* Task to complete
Give the material again in full, matching it exactly.

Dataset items
--- START ---

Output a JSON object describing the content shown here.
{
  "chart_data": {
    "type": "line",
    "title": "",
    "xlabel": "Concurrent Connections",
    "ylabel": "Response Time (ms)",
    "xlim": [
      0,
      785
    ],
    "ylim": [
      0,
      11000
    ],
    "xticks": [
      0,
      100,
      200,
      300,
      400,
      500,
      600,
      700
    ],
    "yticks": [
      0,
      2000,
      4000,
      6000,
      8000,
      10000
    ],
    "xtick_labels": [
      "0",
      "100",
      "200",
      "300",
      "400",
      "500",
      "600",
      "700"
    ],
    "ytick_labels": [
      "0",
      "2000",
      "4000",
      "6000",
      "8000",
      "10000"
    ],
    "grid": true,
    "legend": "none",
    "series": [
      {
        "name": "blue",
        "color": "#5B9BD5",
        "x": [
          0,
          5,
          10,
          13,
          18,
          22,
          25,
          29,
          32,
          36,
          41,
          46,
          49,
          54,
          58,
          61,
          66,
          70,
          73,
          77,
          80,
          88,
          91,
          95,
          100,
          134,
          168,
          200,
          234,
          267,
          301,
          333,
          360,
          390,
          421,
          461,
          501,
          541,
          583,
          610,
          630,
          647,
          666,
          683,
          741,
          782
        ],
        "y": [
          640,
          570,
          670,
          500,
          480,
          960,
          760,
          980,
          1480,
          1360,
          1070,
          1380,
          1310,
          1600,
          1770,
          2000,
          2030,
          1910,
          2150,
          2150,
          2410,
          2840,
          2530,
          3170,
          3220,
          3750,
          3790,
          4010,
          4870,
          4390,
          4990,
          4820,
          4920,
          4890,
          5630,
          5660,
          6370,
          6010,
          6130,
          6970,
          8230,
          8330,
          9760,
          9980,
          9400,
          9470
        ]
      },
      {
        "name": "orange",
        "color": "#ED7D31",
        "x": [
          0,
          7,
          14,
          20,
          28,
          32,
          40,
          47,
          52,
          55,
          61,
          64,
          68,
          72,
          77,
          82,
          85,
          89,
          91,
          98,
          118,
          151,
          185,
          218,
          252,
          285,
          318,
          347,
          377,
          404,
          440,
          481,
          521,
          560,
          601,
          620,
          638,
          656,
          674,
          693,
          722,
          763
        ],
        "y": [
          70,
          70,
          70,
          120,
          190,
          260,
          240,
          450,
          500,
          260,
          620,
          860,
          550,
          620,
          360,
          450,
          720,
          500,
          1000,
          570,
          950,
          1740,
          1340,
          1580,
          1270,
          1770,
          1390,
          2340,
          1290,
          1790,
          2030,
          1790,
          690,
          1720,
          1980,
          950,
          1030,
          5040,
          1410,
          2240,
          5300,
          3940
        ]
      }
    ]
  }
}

--- END ---

* The solution
Output a JSON object describing the content shown here.
{
  "chart_data": {
    "type": "line",
    "title": "",
    "xlabel": "Concurrent Connections",
    "ylabel": "Response Time (ms)",
    "xlim": [
      0,
      785
    ],
    "ylim": [
      0,
      11000
    ],
    "xticks": [
      0,
      100,
      200,
      300,
      400,
      500,
      600,
      700
    ],
    "yticks": [
      0,
      2000,
      4000,
      6000,
      8000,
      10000
    ],
    "xtick_labels": [
      "0",
      "100",
      "200",
      "300",
      "400",
      "500",
      "600",
      "700"
    ],
    "ytick_labels": [
      "0",
      "2000",
      "4000",
      "6000",
      "8000",
      "10000"
    ],
    "grid": true,
    "legend": "none",
    "series": [
      {
        "name": "blue",
        "color": "#5B9BD5",
        "x": [
          0,
          5,
          10,
          13,
          18,
          22,
          25,
          29,
          32,
          36,
          41,
          46,
          49,
          54,
          58,
          61,
          66,
          70,
          73,
          77,
          80,
          88,
          91,
          95,
          100,
          134,
          168,
          200,
          234,
          267,
          301,
          333,
          360,
          390,
          421,
          461,
          501,
          541,
          583,
          610,
          630,
          647,
          666,
          683,
          741,
          782
        ],
        "y": [
          640,
          570,
          670,
          500,
          480,
          960,
          760,
          980,
          1480,
          1360,
          1070,
          1380,
          1310,
          1600,
          1770,
          2000,
          2030,
          1910,
          2150,
          2150,
          2410,
          2840,
          2530,
          3170,
          3220,
          3750,
          3790,
          4010,
          4870,
          4390,
          4990,
          4820,
          4920,
          4890,
          5630,
          5660,
          6370,
          6010,
          6130,
          6970,
          8230,
          8330,
          9760,
          9980,
          9400,
          9470
        ]
      },
      {
        "name": "orange",
        "color": "#ED7D31",
        "x": [
          0,
          7,
          14,
          20,
          28,
          32,
          40,
          47,
          52,
          55,
          61,
          64,
          68,
          72,
          77,
          82,
          85,
          89,
          91,
          98,
          118,
          151,
          185,
          218,
          252,
          285,
          318,
          347,
          377,
          404,
          440,
          481,
          521,
          560,
          601,
          620,
          638,
          656,
          674,
          693,
          722,
          763
        ],
        "y": [
          70,
          70,
          70,
          120,
          190,
          260,
          240,
          450,
          500,
          260,
          620,
          860,
          550,
          620,
          360,
          450,
          720,
          500,
          1000,
          570,
          950,
          1740,
          1340,
          1580,
          1270,
          1770,
          1390,
          2340,
          1290,
          1790,
          2030,
          1790,
          690,
          1720,
          1980,
          950,
          1030,
          5040,
          1410,
          2240,
          5300,
          3940
        ]
      }
    ]
  }
}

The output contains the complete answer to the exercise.